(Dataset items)
::::

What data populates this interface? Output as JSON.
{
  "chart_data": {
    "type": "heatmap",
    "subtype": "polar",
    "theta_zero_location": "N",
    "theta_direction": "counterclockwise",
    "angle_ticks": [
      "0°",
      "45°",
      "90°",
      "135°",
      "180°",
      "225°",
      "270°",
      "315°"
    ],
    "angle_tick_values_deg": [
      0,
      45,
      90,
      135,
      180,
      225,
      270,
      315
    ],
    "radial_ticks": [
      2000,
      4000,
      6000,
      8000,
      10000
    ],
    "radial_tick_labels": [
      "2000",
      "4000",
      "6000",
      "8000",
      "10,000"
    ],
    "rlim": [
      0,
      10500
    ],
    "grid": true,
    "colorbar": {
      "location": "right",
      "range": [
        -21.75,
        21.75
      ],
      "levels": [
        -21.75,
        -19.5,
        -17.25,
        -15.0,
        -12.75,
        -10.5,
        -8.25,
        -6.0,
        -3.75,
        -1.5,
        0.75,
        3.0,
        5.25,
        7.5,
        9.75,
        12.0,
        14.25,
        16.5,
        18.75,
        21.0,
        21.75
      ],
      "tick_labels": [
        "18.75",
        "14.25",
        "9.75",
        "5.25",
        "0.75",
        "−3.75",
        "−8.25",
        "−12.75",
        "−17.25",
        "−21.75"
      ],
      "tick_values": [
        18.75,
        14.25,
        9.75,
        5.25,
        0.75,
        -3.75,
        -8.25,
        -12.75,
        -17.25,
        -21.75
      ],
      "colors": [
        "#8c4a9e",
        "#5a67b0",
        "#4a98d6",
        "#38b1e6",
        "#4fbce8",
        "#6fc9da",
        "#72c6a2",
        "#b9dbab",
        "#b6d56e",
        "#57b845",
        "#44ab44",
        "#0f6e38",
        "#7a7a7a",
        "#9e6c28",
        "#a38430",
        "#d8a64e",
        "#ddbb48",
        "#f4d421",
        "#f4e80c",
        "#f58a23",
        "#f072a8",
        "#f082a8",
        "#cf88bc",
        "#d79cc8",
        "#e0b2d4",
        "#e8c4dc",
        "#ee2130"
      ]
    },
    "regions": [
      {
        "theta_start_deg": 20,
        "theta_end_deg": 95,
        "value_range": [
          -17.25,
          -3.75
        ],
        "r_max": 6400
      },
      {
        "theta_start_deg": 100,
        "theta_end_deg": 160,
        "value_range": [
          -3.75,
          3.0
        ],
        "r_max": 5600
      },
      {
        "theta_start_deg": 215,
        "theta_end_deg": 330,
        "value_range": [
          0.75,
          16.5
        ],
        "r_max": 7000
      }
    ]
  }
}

::::

▶ WHAT THIS TASK INVOLVES: Each line above must be reproduced exactly as it stands.

▶ FULL ANSWER:
What data populates this interface? Output as JSON.
{
  "chart_data": {
    "type": "heatmap",
    "subtype": "polar",
    "theta_zero_location": "N",
    "theta_direction": "counterclockwise",
    "angle_ticks": [
      "0°",
      "45°",
      "90°",
      "135°",
      "180°",
      "225°",
      "270°",
      "315°"
    ],
    "angle_tick_values_deg": [
      0,
      45,
      90,
      135,
      180,
      225,
      270,
      315
    ],
    "radial_ticks": [
      2000,
      4000,
      6000,
      8000,
      10000
    ],
    "radial_tick_labels": [
      "2000",
      "4000",
      "6000",
      "8000",
      "10,000"
    ],
    "rlim": [
      0,
      10500
    ],
    "grid": true,
    "colorbar": {
      "location": "right",
      "range": [
        -21.75,
        21.75
      ],
      "levels": [
        -21.75,
        -19.5,
        -17.25,
        -15.0,
        -12.75,
        -10.5,
        -8.25,
        -6.0,
        -3.75,
        -1.5,
        0.75,
        3.0,
        5.25,
        7.5,
        9.75,
        12.0,
        14.25,
        16.5,
        18.75,
        21.0,
        21.75
      ],
      "tick_labels": [
        "18.75",
        "14.25",
        "9.75",
        "5.25",
        "0.75",
        "−3.75",
        "−8.25",
        "−12.75",
        "−17.25",
        "−21.75"
      ],
      "tick_values": [
        18.75,
        14.25,
        9.75,
        5.25,
        0.75,
        -3.75,
        -8.25,
        -12.75,
        -17.25,
        -21.75
      ],
      "colors": [
        "#8c4a9e",
        "#5a67b0",
        "#4a98d6",
        "#38b1e6",
        "#4fbce8",
        "#6fc9da",
        "#72c6a2",
        "#b9dbab",
        "#b6d56e",
        "#57b845",
        "#44ab44",
        "#0f6e38",
        "#7a7a7a",
        "#9e6c28",
        "#a38430",
        "#d8a64e",
        "#ddbb48",
        "#f4d421",
        "#f4e80c",
        "#f58a23",
        "#f072a8",
        "#f082a8",
        "#cf88bc",
        "#d79cc8",
        "#e0b2d4",
        "#e8c4dc",
        "#ee2130"
      ]
    },
    "regions": [
      {
        "theta_start_deg": 20,
        "theta_end_deg": 95,
        "value_range": [
          -17.25,
          -3.75
        ],
        "r_max": 6400
      },
      {
        "theta_start_deg": 100,
        "theta_end_deg": 160,
        "value_range": [
          -3.75,
          3.0
        ],
        "r_max": 5600
      },
      {
        "theta_start_deg": 215,
        "theta_end_deg": 330,
        "value_range": [
          0.75,
          16.5
        ],
        "r_max": 7000
      }
    ]
  }
}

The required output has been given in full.